§ **Goal of the exercise**:
According to the design portfolio page, what award did the Women's Design Coalition project receive?

§ **Text extract**:
__________

Welcome to Jacqueline Steiner's Design and Fine Art Portfolio
Welcome to Jacqueline Steiner's Design and Fine Art Portfolio
Design
Go directly to: Interaction/Web Design Package Design Print Design
Interaction/Web Design
Women's Design Coalition (WDC) - Website and Journal
The Womens Design Coalition (WDC) was my Senior Degree Project at the Rhode Island School of Design. For this project I was awarded the Tomas Gonda Award for Excellence in Graphic Design.
Both myself and a design partner (Diana Oh) were given the opportunity to spend several months working on a large scale design project. After countless hours of research we settled on the topic of women in the field of graphic design. We were curious if gender inequality was still a major issue in graphic design as it once had been.
We decided to design a website and publish a journal, the WDC (or Women's Design Coalition) Journal. It featured interviews that we had conducted with well known graphic designers. Our questionnaire included inquires about gender inequality, motherhood, and design in general. Some of our featured designers include Ellen Lupton, Zuzana Licko and Sheila Levrant de Bretteville. Along with these interviews we included images of each designer's work.
The website (working prototype, not currently live) features a section that allows the user to browse through designer profiles. These profiles contain a biography about each designer, a gallery of the designer’s work, relative links, and a link to our exclusive interview with the designer. The site also boasts a news section, a section with resources and links for student designers, and a forum where visitors can converse with each other.
RISD Museum Interactive Exhibit and Website Proposal
This hypothetical exhibition, entitled Postmortem c.250 BC, will give the visitor the opportunity to interact with death and the afterlife as the ancient Egyptians knew it. Using the space currently inhabited by the Rhode Island School of Design Museum’s ancient art collection this exhibit will span five different room and will feature all of the Egyptian Funerary items in the RISD Museum’s collection.
Each room has a theme, the first being the funerary artifact room. This room houses the bulk of the collection. Visitors can use the touch screens located in front of each object to look up more information on the item. They can zoom up on the object and in the case of some smaller display cases even rotate the items.

__________

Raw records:
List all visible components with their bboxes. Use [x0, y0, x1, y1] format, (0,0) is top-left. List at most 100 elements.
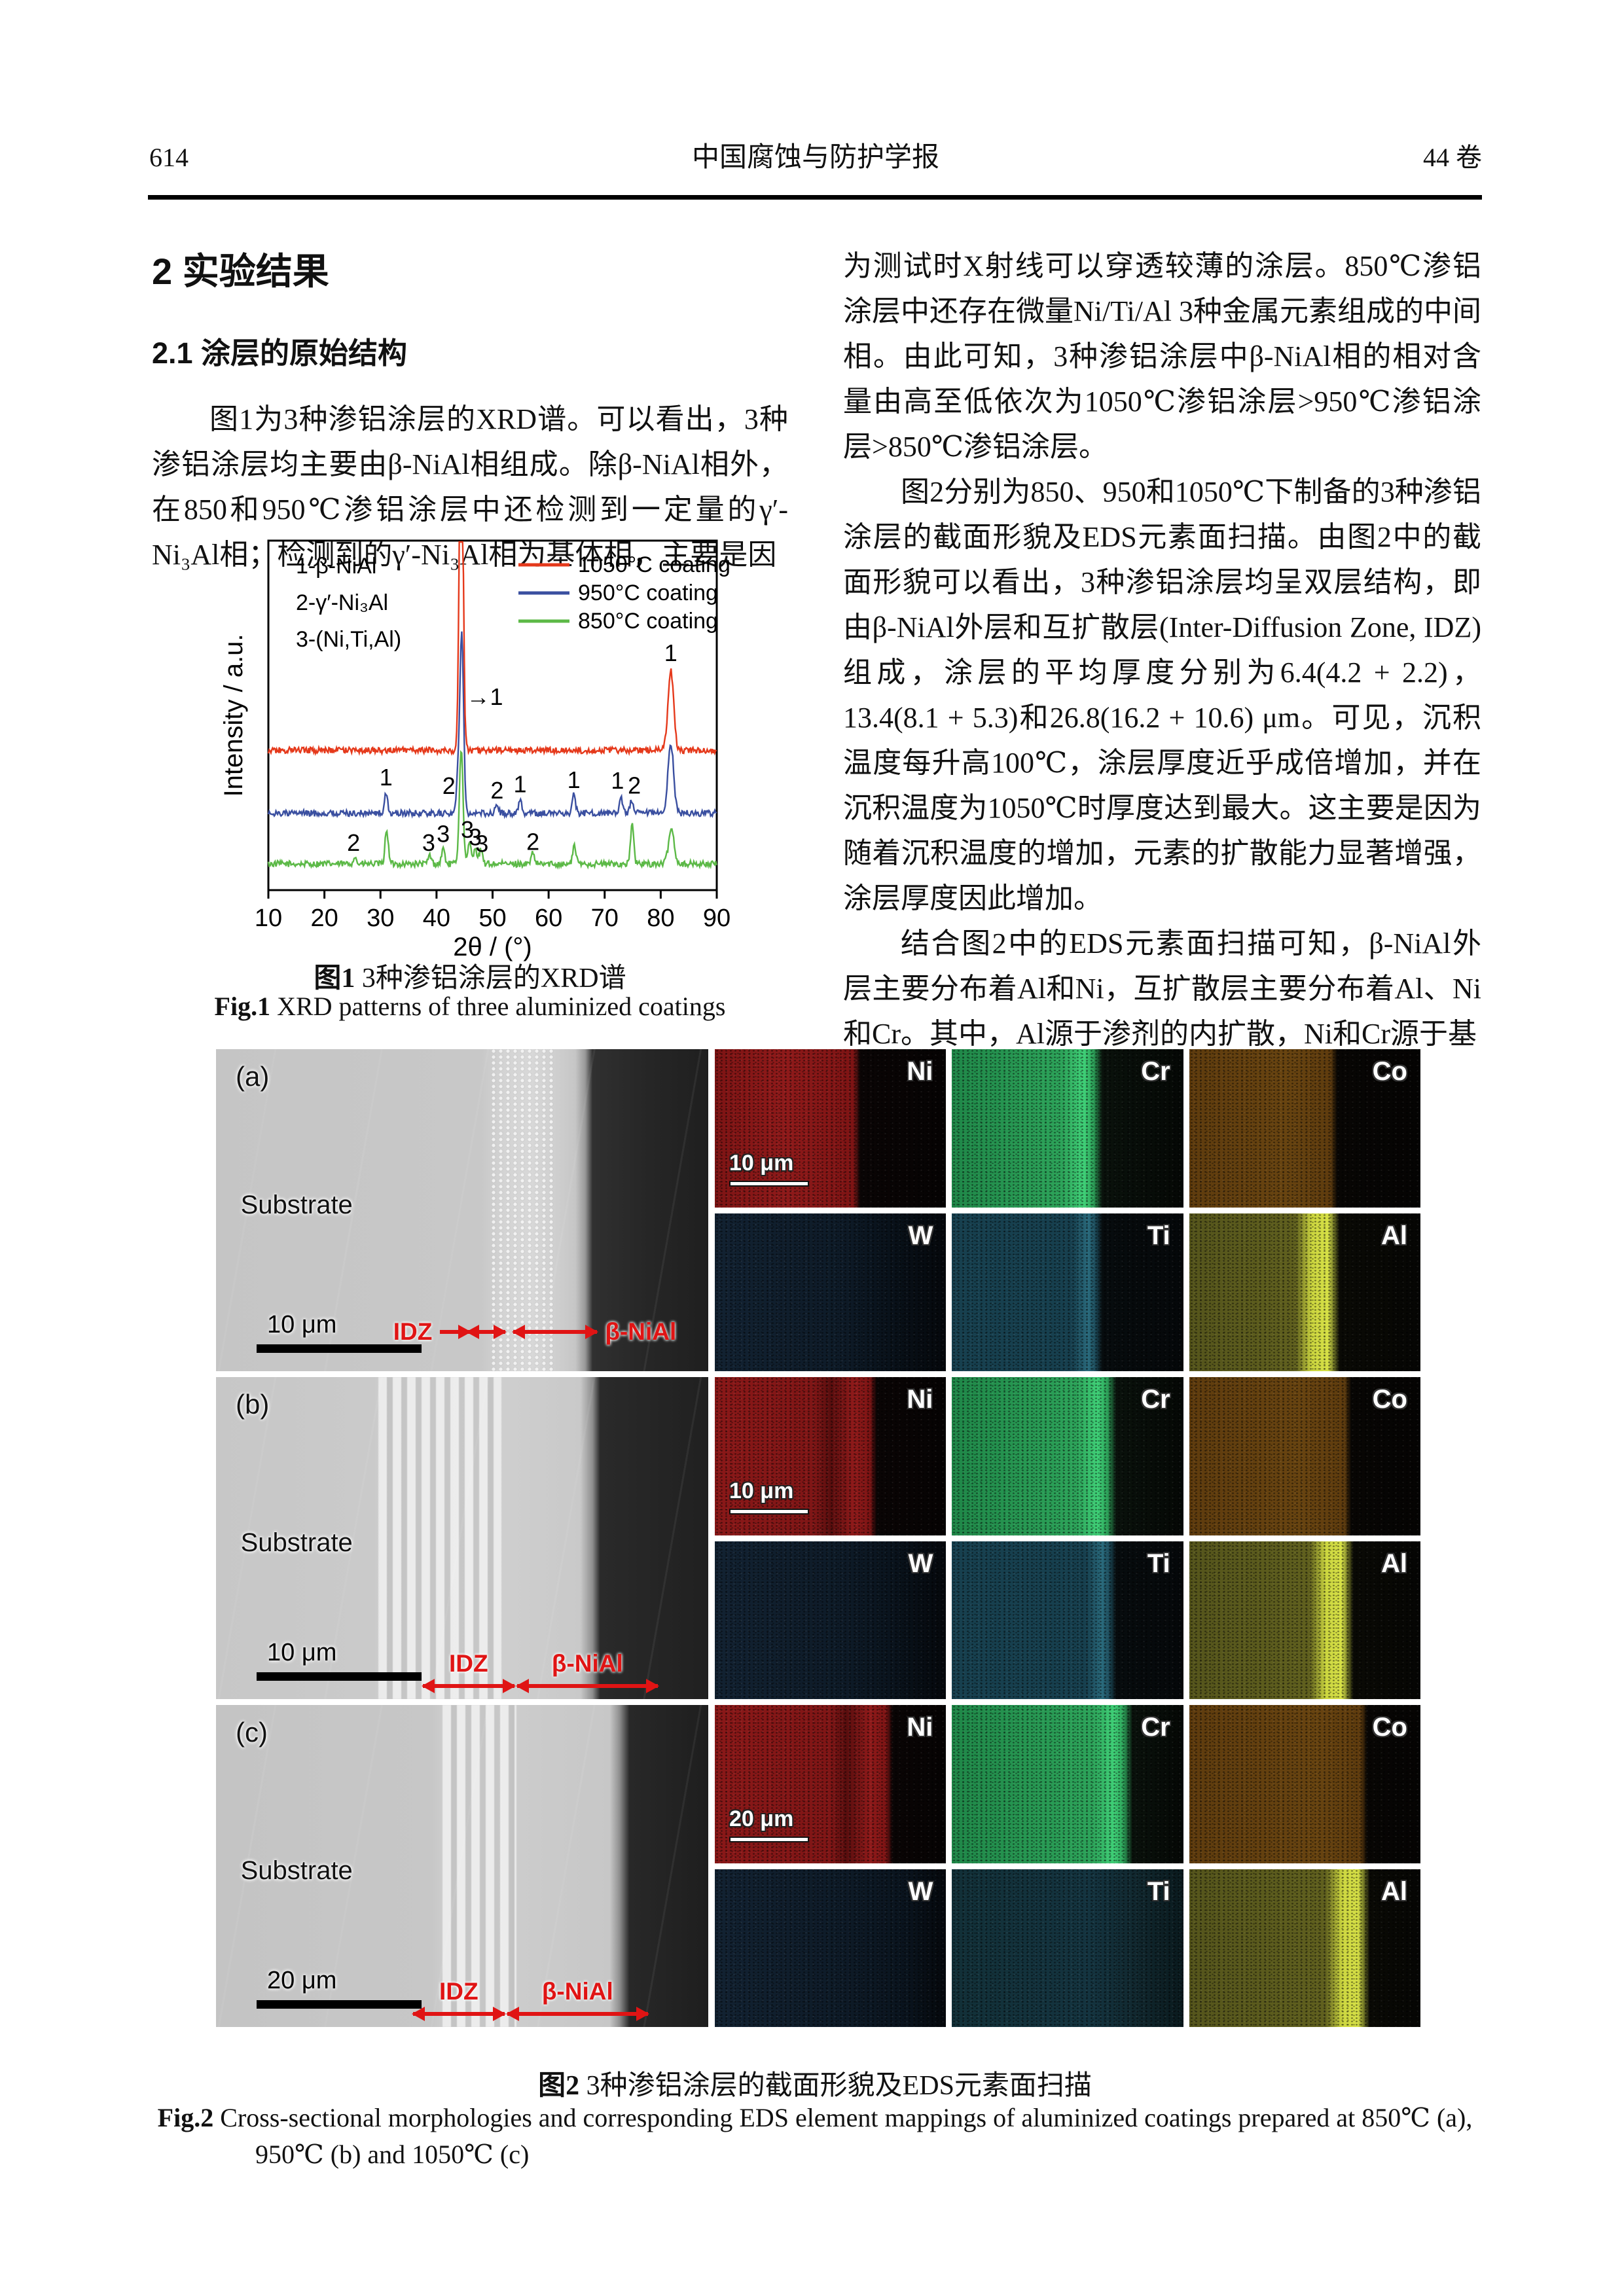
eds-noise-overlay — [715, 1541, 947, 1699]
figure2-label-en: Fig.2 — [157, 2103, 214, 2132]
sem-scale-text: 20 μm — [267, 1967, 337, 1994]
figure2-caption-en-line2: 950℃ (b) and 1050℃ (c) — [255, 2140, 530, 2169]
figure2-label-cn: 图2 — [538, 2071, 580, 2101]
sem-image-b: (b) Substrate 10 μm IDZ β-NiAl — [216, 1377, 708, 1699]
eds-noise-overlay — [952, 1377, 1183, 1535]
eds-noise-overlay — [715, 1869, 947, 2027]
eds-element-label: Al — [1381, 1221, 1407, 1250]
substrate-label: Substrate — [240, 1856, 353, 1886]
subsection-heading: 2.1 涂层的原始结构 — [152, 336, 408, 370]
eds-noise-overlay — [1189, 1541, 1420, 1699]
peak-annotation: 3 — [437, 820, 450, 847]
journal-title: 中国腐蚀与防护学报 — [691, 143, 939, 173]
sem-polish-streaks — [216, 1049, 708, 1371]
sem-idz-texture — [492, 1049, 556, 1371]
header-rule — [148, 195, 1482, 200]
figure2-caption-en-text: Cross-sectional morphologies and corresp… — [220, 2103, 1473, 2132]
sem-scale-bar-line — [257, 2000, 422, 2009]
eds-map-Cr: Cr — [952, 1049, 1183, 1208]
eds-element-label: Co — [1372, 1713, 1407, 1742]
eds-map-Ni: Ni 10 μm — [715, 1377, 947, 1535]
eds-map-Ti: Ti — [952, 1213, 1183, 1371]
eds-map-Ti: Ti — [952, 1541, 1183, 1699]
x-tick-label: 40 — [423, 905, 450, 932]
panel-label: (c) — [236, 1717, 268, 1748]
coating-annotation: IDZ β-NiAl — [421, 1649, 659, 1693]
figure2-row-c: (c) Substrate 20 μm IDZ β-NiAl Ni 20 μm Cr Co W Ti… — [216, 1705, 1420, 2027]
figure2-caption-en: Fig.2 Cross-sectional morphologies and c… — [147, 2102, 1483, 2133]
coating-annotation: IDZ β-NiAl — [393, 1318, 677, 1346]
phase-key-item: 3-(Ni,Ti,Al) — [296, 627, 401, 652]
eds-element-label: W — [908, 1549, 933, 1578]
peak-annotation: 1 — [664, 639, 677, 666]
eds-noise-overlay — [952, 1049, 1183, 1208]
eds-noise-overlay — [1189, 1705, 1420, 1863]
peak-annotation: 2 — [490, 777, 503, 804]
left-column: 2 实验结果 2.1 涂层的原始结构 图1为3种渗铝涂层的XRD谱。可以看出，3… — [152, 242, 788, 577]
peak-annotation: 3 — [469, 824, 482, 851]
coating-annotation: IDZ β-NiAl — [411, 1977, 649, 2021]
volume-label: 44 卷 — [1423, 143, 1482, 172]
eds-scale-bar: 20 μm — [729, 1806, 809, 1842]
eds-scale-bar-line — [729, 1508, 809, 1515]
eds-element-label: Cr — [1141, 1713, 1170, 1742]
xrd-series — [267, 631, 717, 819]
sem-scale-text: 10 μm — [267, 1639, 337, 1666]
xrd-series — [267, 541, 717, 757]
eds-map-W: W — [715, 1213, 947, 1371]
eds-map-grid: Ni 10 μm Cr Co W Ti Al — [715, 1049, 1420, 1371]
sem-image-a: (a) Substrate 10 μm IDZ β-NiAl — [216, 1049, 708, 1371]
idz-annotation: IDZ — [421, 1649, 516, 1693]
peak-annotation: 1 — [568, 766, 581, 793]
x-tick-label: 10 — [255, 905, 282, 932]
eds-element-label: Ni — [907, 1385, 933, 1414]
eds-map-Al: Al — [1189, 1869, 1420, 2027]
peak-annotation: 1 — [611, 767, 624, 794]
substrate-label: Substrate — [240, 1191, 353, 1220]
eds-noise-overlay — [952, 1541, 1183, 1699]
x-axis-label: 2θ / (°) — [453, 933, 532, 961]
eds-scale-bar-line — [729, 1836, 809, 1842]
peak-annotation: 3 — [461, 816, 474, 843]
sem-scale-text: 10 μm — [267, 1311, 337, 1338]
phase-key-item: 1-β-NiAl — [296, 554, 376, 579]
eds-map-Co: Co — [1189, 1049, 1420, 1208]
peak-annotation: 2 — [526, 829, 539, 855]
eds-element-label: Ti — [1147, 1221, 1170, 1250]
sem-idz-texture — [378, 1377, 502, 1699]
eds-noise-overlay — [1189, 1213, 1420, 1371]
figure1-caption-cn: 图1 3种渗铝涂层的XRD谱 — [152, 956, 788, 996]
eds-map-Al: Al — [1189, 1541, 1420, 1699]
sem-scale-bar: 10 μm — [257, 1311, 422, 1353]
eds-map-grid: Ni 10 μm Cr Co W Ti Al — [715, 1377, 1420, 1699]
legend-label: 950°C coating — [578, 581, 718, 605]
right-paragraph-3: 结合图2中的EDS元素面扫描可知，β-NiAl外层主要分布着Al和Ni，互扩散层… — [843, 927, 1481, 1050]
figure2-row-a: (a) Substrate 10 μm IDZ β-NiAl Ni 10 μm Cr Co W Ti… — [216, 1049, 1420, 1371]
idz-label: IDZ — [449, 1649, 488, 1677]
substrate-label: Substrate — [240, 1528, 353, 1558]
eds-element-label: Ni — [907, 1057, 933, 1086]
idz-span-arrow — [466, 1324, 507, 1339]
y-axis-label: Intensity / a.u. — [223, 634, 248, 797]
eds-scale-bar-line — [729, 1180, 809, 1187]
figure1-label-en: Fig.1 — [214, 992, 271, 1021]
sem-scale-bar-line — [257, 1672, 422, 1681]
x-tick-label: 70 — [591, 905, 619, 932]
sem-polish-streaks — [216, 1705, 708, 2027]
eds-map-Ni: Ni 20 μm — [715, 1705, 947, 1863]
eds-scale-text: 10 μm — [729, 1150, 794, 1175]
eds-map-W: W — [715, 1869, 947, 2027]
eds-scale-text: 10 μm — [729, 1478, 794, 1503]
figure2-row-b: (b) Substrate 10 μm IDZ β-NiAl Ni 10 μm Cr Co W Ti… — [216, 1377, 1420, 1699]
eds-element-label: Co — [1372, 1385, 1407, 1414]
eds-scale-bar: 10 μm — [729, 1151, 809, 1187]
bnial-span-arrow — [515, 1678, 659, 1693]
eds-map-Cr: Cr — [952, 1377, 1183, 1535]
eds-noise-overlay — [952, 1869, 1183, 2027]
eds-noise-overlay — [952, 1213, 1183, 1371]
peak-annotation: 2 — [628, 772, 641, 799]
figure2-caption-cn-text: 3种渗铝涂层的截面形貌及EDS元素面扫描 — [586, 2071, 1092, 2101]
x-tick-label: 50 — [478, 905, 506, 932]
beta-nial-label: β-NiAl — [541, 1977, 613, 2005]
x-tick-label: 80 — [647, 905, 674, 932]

__________

§ **Exercise result**:
The Tomas Gonda Award for Excellence in Graphic Design.